* **TASK STATEMENT**:
Your task is to gather the lines below that hold the string "subtype".

* **PROVIDED RECORDS**:
/---

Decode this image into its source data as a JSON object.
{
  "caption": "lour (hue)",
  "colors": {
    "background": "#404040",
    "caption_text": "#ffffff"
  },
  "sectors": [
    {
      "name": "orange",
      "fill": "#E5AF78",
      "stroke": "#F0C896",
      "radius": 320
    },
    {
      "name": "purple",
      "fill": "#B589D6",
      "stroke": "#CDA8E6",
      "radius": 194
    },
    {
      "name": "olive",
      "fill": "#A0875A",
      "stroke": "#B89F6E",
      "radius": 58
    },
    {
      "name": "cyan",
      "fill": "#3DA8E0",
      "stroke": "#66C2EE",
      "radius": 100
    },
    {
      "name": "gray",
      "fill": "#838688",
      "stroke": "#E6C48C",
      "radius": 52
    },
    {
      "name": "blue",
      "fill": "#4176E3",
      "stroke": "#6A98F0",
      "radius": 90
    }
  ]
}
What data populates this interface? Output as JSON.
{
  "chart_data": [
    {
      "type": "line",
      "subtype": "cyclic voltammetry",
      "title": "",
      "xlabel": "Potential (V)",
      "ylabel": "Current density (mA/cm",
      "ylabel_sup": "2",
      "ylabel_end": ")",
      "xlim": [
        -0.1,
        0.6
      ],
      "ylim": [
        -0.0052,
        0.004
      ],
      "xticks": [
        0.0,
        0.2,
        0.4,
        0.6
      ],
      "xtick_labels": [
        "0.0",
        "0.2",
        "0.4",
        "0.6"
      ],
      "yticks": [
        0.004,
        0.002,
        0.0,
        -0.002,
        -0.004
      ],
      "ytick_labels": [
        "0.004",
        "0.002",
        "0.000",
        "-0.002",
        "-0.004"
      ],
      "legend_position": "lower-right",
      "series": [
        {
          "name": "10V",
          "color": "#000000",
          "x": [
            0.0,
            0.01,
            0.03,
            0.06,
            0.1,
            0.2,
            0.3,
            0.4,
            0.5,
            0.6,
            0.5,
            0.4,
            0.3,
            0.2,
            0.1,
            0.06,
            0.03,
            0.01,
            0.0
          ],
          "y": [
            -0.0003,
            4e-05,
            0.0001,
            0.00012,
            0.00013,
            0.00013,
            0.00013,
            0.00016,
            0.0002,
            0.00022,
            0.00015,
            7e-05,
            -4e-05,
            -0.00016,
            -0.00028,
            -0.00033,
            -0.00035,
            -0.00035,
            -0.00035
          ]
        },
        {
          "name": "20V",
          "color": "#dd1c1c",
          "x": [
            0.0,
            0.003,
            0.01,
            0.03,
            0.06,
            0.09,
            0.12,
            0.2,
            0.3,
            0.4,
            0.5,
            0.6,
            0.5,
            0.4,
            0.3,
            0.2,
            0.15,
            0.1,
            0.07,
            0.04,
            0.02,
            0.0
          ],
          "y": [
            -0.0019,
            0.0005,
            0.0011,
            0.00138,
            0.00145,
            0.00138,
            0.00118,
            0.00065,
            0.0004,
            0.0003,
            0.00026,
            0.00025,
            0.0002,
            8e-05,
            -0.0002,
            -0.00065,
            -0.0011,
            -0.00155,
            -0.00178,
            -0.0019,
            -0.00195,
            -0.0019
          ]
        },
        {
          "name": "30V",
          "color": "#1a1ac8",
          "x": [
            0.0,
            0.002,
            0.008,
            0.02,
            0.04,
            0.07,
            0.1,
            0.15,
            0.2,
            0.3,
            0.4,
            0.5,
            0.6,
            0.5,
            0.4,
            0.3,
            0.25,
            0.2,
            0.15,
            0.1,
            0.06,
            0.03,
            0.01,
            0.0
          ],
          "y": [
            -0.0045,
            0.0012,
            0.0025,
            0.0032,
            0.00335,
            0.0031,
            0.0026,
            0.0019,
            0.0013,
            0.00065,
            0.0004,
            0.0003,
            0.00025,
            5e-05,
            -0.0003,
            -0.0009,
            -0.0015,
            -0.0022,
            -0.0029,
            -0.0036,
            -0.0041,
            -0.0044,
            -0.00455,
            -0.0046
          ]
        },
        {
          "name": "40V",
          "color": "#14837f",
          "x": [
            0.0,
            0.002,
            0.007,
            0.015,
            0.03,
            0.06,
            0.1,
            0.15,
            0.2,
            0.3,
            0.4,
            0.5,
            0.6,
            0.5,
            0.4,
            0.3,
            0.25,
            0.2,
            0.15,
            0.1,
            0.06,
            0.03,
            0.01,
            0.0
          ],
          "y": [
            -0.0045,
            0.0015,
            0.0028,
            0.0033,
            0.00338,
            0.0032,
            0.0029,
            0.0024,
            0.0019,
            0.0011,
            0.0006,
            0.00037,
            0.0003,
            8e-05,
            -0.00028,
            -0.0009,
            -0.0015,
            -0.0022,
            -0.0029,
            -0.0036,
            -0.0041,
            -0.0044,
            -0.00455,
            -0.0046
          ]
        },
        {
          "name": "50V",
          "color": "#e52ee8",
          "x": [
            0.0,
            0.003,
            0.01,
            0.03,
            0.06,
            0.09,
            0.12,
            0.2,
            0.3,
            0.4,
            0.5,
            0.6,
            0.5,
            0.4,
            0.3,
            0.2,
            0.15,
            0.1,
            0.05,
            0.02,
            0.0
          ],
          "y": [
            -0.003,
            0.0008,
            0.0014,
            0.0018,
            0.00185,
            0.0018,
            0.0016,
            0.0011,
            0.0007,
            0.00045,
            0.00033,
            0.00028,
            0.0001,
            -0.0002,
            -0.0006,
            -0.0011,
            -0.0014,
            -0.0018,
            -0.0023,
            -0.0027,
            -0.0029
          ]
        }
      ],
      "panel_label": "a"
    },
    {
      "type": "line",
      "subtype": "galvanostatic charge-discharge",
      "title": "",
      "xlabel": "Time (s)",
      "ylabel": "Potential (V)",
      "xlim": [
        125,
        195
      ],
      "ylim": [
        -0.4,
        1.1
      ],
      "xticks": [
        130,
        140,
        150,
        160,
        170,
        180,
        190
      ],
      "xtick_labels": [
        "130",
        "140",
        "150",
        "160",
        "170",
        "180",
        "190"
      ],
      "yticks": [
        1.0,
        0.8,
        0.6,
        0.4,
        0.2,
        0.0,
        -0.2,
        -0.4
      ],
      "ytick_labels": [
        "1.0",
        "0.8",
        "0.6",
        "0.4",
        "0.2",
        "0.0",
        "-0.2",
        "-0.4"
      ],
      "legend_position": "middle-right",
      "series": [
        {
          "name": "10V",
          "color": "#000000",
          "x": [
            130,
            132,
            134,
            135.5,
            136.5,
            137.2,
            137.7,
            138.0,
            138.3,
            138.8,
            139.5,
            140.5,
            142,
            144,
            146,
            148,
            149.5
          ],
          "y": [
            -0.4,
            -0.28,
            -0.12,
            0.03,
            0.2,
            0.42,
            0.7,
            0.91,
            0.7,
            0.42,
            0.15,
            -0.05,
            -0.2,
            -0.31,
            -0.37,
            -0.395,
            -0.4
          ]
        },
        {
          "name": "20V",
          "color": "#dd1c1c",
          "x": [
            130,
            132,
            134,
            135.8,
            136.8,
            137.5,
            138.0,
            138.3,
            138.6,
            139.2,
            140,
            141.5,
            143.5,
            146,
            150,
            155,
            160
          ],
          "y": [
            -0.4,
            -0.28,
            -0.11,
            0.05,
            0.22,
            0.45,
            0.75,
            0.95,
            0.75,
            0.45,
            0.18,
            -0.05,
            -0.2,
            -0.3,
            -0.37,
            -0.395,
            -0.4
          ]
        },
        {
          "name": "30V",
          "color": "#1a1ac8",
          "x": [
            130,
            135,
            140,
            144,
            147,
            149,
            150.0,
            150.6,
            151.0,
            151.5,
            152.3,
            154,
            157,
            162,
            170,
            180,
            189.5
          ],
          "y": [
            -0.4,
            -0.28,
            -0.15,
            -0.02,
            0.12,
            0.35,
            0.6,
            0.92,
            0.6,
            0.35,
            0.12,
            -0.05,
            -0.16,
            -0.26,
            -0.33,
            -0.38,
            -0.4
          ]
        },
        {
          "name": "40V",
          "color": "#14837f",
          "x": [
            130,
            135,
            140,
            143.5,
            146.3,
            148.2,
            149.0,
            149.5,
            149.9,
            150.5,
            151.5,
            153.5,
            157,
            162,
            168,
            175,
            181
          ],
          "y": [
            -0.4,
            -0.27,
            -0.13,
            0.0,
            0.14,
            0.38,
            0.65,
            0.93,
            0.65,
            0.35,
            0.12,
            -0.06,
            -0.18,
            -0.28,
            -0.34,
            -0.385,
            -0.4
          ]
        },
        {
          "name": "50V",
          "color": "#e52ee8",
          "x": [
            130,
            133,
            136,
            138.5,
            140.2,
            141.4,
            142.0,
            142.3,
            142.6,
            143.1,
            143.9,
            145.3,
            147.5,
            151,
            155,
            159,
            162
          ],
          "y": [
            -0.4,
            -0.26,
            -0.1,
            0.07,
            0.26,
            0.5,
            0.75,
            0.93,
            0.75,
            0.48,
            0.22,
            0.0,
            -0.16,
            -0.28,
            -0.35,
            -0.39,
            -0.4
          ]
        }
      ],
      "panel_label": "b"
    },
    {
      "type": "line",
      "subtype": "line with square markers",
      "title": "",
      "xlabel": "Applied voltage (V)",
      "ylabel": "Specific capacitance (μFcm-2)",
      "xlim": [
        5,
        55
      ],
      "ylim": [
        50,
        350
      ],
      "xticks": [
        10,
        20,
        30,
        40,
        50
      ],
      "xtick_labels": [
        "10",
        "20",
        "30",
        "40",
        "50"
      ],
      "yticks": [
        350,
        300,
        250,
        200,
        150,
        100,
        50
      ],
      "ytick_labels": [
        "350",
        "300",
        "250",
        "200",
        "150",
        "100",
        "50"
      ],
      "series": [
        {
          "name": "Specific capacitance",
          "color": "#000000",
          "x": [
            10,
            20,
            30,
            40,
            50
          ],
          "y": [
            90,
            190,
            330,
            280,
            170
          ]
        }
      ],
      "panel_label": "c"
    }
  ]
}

\---

* **SOLUTION FOR THIS EXERCISE**:
      "subtype": "cyclic voltammetry",
      "subtype": "galvanostatic charge-discharge",
      "subtype": "line with square markers",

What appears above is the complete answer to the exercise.